(Saved entries)
'''
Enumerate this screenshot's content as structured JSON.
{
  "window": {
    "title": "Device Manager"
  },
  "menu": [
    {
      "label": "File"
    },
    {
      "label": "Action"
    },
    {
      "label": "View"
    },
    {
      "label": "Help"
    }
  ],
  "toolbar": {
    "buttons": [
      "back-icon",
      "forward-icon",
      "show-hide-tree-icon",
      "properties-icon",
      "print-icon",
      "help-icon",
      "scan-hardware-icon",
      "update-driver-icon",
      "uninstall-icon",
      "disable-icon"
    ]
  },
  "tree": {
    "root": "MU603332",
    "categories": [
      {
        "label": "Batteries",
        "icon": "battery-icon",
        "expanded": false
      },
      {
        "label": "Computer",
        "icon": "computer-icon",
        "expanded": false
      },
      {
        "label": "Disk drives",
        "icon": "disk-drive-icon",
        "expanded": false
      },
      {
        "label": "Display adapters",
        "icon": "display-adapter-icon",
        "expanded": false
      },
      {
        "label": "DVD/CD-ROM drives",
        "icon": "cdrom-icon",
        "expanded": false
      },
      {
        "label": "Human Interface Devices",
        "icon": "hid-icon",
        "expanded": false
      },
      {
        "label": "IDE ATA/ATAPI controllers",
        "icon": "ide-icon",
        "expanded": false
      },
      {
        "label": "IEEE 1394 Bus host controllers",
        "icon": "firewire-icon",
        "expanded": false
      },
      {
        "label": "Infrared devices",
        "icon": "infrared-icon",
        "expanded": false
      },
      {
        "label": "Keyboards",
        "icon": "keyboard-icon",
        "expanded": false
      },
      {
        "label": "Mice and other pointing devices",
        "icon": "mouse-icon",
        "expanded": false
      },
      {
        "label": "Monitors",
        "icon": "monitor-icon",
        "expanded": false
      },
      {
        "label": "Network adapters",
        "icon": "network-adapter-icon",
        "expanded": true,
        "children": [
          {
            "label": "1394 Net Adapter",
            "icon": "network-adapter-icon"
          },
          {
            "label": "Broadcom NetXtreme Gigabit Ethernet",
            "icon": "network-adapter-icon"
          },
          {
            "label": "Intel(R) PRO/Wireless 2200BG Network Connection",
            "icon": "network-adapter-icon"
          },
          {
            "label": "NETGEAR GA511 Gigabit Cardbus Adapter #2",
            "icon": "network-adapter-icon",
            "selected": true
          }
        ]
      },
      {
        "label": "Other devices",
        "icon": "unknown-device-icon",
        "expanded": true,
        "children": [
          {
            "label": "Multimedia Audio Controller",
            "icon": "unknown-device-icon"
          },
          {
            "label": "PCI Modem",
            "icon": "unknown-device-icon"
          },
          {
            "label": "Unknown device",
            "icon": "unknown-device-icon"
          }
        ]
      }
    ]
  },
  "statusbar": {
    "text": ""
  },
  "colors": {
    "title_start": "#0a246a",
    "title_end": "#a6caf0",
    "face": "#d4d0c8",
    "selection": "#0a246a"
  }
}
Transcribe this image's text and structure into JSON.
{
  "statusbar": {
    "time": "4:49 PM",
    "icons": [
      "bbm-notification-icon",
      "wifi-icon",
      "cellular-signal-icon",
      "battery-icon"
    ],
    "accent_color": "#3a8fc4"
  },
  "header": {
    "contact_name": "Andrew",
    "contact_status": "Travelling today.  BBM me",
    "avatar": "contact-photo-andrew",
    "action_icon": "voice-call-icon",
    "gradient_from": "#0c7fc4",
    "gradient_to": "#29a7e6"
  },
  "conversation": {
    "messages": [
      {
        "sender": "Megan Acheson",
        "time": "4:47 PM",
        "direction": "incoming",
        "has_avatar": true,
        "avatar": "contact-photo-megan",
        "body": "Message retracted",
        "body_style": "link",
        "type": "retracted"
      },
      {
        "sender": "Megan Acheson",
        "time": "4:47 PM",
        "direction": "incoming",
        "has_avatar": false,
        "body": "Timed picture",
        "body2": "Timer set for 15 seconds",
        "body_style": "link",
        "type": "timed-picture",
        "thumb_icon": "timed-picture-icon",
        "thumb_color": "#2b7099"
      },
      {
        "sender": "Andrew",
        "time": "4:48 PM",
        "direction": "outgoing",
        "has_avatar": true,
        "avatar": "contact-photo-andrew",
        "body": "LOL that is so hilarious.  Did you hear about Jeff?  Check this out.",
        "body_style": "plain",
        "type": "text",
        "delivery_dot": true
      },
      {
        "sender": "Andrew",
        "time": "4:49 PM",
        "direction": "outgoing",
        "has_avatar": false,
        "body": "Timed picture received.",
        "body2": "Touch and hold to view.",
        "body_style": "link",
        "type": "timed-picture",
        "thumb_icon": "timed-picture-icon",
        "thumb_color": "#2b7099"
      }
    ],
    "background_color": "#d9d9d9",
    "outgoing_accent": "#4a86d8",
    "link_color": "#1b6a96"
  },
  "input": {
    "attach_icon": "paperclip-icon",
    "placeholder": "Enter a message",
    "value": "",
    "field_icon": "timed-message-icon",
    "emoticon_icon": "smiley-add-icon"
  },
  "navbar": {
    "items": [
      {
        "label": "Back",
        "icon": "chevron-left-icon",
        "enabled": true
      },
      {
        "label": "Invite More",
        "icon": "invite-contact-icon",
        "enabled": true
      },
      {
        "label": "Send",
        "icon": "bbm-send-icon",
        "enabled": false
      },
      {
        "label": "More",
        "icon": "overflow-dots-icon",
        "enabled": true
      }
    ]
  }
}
'''
### Work required
Collect the lines that hold "drives".

### Solution to the problem
        "label": "Disk drives",
        "label": "DVD/CD-ROM drives",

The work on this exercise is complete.